### What is asked
Your task is to copy every line of this material exactly.

### Material for this task
------------
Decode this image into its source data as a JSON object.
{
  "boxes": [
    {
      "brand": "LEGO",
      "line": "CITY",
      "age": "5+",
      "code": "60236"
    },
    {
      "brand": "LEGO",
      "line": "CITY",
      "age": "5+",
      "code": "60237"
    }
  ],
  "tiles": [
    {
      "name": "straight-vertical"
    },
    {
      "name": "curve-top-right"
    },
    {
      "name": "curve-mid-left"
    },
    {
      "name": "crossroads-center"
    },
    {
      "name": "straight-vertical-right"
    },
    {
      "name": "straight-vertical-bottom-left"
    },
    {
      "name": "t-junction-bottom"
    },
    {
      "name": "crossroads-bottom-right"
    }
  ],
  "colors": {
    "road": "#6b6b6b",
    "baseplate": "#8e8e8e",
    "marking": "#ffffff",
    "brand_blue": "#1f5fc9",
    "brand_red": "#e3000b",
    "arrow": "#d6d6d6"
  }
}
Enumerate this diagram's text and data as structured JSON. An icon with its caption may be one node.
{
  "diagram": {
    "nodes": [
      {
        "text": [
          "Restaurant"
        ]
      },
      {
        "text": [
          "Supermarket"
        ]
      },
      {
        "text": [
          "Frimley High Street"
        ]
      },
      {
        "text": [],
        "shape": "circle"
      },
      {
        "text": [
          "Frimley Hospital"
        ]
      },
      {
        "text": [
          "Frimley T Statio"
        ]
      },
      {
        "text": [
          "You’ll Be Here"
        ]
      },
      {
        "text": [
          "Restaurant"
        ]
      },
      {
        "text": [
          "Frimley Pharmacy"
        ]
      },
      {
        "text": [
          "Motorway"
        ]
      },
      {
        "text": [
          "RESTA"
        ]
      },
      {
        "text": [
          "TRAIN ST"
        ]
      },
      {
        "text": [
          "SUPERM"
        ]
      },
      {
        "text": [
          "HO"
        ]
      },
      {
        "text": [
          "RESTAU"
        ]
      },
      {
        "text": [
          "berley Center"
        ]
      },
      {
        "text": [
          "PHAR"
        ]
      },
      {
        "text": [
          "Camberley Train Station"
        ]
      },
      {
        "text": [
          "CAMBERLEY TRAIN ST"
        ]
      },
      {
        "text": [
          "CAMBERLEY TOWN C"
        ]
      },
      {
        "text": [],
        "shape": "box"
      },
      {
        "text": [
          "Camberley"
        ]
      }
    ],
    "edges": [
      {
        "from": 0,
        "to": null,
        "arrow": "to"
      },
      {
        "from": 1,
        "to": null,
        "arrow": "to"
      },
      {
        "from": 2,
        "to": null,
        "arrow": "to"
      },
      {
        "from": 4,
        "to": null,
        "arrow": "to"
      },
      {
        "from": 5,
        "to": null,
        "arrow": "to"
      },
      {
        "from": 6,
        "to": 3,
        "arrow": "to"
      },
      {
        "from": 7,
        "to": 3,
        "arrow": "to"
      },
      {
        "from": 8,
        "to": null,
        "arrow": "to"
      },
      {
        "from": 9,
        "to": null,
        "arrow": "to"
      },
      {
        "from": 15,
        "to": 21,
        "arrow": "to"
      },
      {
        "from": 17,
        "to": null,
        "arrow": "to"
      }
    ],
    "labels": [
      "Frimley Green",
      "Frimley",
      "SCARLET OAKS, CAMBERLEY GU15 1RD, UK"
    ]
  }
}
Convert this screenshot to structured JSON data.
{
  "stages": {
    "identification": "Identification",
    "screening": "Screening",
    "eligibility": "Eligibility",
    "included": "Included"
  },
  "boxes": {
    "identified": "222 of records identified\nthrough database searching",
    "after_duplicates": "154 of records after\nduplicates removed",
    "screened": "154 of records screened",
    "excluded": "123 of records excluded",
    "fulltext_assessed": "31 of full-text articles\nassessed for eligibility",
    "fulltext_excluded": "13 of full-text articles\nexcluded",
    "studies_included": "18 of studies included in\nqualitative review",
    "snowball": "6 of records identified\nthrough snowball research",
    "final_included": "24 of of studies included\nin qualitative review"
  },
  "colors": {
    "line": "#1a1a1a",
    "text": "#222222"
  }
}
------------
### Task output
Decode this image into its source data as a JSON object.
{
  "boxes": [
    {
      "brand": "LEGO",
      "line": "CITY",
      "age": "5+",
      "code": "60236"
    },
    {
      "brand": "LEGO",
      "line": "CITY",
      "age": "5+",
      "code": "60237"
    }
  ],
  "tiles": [
    {
      "name": "straight-vertical"
    },
    {
      "name": "curve-top-right"
    },
    {
      "name": "curve-mid-left"
    },
    {
      "name": "crossroads-center"
    },
    {
      "name": "straight-vertical-right"
    },
    {
      "name": "straight-vertical-bottom-left"
    },
    {
      "name": "t-junction-bottom"
    },
    {
      "name": "crossroads-bottom-right"
    }
  ],
  "colors": {
    "road": "#6b6b6b",
    "baseplate": "#8e8e8e",
    "marking": "#ffffff",
    "brand_blue": "#1f5fc9",
    "brand_red": "#e3000b",
    "arrow": "#d6d6d6"
  }
}
Enumerate this diagram's text and data as structured JSON. An icon with its caption may be one node.
{
  "diagram": {
    "nodes": [
      {
        "text": [
          "Restaurant"
        ]
      },
      {
        "text": [
          "Supermarket"
        ]
      },
      {
        "text": [
          "Frimley High Street"
        ]
      },
      {
        "text": [],
        "shape": "circle"
      },
      {
        "text": [
          "Frimley Hospital"
        ]
      },
      {
        "text": [
          "Frimley T Statio"
        ]
      },
      {
        "text": [
          "You’ll Be Here"
        ]
      },
      {
        "text": [
          "Restaurant"
        ]
      },
      {
        "text": [
          "Frimley Pharmacy"
        ]
      },
      {
        "text": [
          "Motorway"
        ]
      },
      {
        "text": [
          "RESTA"
        ]
      },
      {
        "text": [
          "TRAIN ST"
        ]
      },
      {
        "text": [
          "SUPERM"
        ]
      },
      {
        "text": [
          "HO"
        ]
      },
      {
        "text": [
          "RESTAU"
        ]
      },
      {
        "text": [
          "berley Center"
        ]
      },
      {
        "text": [
          "PHAR"
        ]
      },
      {
        "text": [
          "Camberley Train Station"
        ]
      },
      {
        "text": [
          "CAMBERLEY TRAIN ST"
        ]
      },
      {
        "text": [
          "CAMBERLEY TOWN C"
        ]
      },
      {
        "text": [],
        "shape": "box"
      },
      {
        "text": [
          "Camberley"
        ]
      }
    ],
    "edges": [
      {
        "from": 0,
        "to": null,
        "arrow": "to"
      },
      {
        "from": 1,
        "to": null,
        "arrow": "to"
      },
      {
        "from": 2,
        "to": null,
        "arrow": "to"
      },
      {
        "from": 4,
        "to": null,
        "arrow": "to"
      },
      {
        "from": 5,
        "to": null,
        "arrow": "to"
      },
      {
        "from": 6,
        "to": 3,
        "arrow": "to"
      },
      {
        "from": 7,
        "to": 3,
        "arrow": "to"
      },
      {
        "from": 8,
        "to": null,
        "arrow": "to"
      },
      {
        "from": 9,
        "to": null,
        "arrow": "to"
      },
      {
        "from": 15,
        "to": 21,
        "arrow": "to"
      },
      {
        "from": 17,
        "to": null,
        "arrow": "to"
      }
    ],
    "labels": [
      "Frimley Green",
      "Frimley",
      "SCARLET OAKS, CAMBERLEY GU15 1RD, UK"
    ]
  }
}
Convert this screenshot to structured JSON data.
{
  "stages": {
    "identification": "Identification",
    "screening": "Screening",
    "eligibility": "Eligibility",
    "included": "Included"
  },
  "boxes": {
    "identified": "222 of records identified\nthrough database searching",
    "after_duplicates": "154 of records after\nduplicates removed",
    "screened": "154 of records screened",
    "excluded": "123 of records excluded",
    "fulltext_assessed": "31 of full-text articles\nassessed for eligibility",
    "fulltext_excluded": "13 of full-text articles\nexcluded",
    "studies_included": "18 of studies included in\nqualitative review",
    "snowball": "6 of records identified\nthrough snowball research",
    "final_included": "24 of of studies included\nin qualitative review"
  },
  "colors": {
    "line": "#1a1a1a",
    "text": "#222222"
  }
}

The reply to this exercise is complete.